--- Problem ---
Scan the records for the word "right". Copy each line that includes it.

--- Task inputs ---
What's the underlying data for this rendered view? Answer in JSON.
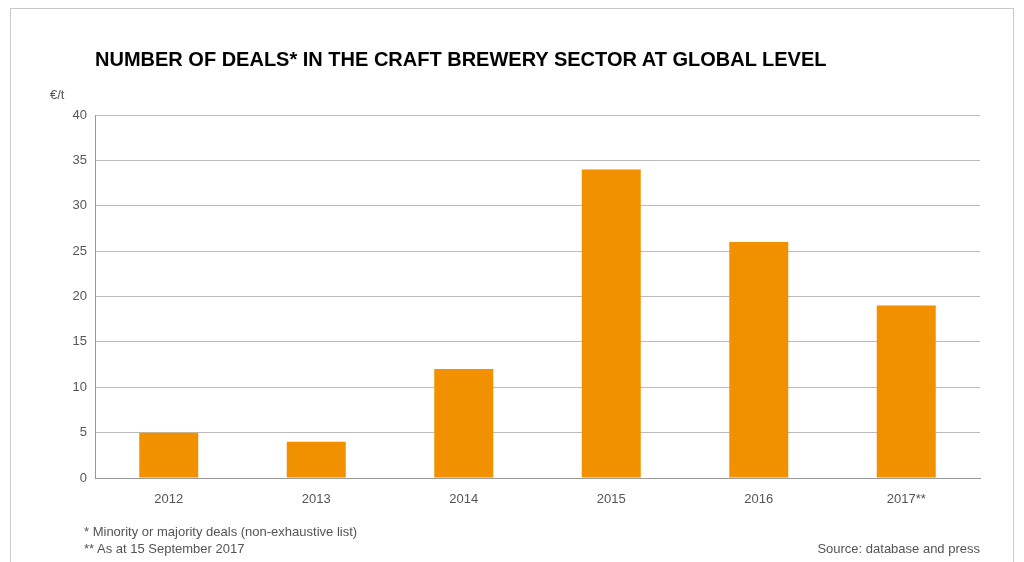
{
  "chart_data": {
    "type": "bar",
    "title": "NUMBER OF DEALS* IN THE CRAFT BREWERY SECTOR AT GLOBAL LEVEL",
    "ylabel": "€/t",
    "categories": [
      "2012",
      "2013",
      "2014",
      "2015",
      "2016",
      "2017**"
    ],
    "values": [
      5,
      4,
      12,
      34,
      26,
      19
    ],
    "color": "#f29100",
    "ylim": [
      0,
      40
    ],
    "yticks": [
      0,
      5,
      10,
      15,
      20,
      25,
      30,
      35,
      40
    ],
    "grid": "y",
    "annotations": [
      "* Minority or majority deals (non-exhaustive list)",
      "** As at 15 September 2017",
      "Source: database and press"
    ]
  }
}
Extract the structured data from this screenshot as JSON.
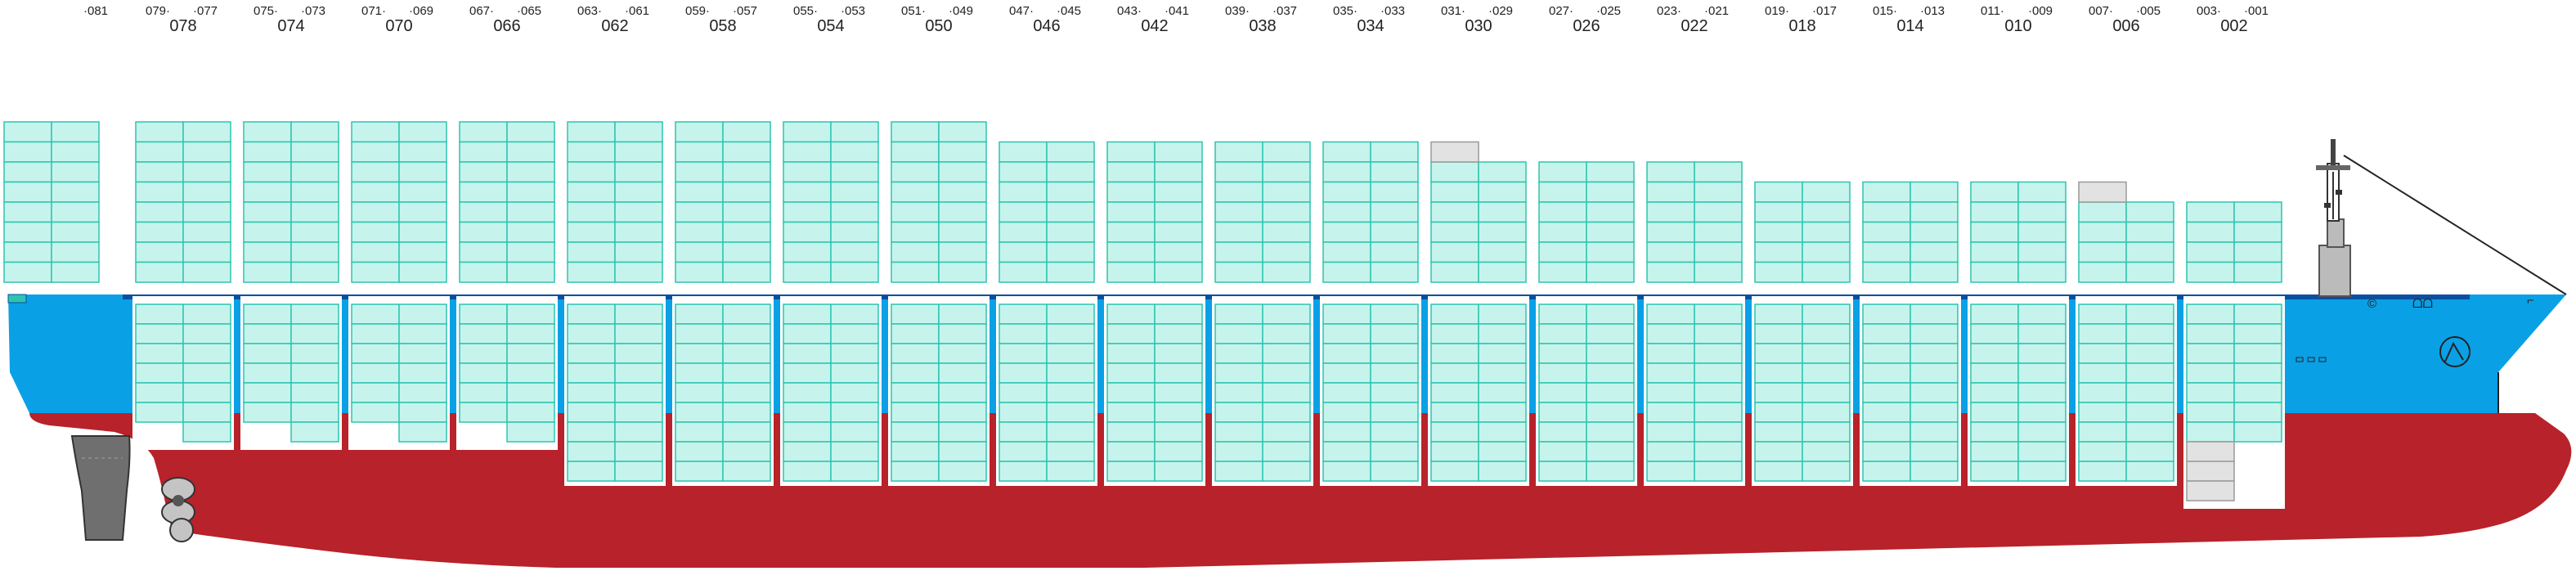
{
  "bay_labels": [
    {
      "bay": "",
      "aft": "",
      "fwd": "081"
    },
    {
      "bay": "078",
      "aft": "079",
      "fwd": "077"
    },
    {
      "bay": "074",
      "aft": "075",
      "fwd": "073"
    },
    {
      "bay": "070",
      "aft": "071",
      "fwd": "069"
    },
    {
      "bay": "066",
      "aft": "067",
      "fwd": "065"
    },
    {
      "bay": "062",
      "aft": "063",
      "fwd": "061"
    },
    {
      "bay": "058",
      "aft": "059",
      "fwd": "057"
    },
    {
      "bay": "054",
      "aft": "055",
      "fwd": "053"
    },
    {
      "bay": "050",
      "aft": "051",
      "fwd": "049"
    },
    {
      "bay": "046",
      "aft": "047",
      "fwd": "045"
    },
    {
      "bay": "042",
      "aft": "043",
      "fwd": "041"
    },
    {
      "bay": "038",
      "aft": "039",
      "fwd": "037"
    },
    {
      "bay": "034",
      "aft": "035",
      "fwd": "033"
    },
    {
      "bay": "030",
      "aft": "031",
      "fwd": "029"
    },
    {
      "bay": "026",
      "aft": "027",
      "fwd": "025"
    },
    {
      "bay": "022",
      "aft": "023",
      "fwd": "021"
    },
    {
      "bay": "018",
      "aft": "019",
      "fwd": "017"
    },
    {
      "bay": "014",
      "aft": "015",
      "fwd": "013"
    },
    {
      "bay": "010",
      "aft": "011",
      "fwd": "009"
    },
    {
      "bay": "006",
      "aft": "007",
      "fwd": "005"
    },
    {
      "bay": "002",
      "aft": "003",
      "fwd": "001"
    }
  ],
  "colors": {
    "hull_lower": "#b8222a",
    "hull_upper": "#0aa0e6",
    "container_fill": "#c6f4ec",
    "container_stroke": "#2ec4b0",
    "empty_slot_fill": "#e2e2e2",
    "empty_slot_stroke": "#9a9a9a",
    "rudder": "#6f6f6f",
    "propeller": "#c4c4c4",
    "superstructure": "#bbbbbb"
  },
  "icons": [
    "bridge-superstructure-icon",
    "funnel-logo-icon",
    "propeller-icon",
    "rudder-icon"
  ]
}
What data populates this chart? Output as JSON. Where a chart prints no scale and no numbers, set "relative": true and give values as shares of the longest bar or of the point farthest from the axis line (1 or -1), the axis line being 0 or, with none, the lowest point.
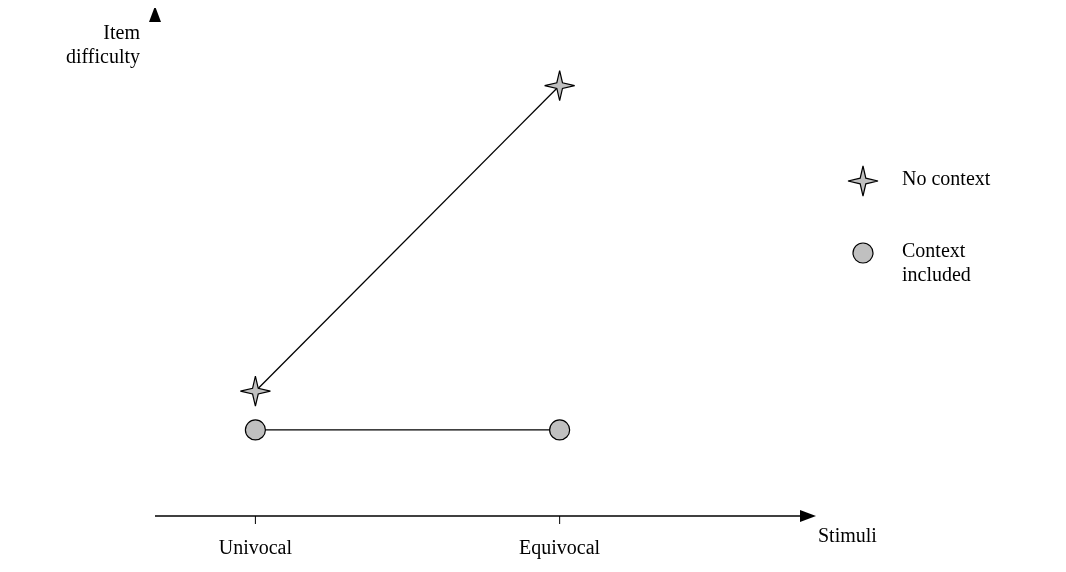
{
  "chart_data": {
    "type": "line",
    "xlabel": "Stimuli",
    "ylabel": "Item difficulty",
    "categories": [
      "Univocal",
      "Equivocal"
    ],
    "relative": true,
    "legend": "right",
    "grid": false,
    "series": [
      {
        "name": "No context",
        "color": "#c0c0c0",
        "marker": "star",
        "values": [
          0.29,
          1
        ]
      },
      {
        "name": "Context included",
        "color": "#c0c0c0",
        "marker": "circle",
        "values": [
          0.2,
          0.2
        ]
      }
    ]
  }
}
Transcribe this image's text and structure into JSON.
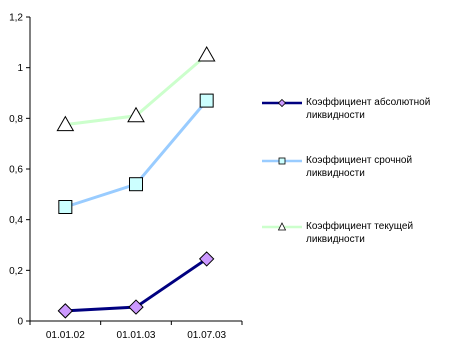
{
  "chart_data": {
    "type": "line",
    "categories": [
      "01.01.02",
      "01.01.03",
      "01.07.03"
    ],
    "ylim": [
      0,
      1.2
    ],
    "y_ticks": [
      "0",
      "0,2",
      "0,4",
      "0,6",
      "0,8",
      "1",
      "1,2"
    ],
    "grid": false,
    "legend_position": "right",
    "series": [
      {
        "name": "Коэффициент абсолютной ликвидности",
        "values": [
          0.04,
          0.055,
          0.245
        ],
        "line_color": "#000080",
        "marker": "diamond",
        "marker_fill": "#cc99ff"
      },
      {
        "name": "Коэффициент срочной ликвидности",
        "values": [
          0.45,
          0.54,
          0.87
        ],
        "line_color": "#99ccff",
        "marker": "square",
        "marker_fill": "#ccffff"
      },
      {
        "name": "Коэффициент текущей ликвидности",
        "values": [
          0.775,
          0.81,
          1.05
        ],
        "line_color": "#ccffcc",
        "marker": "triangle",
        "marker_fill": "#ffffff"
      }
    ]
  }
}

--- Output of the exercise ---
    "legend": "right",
    "legend_position": "right",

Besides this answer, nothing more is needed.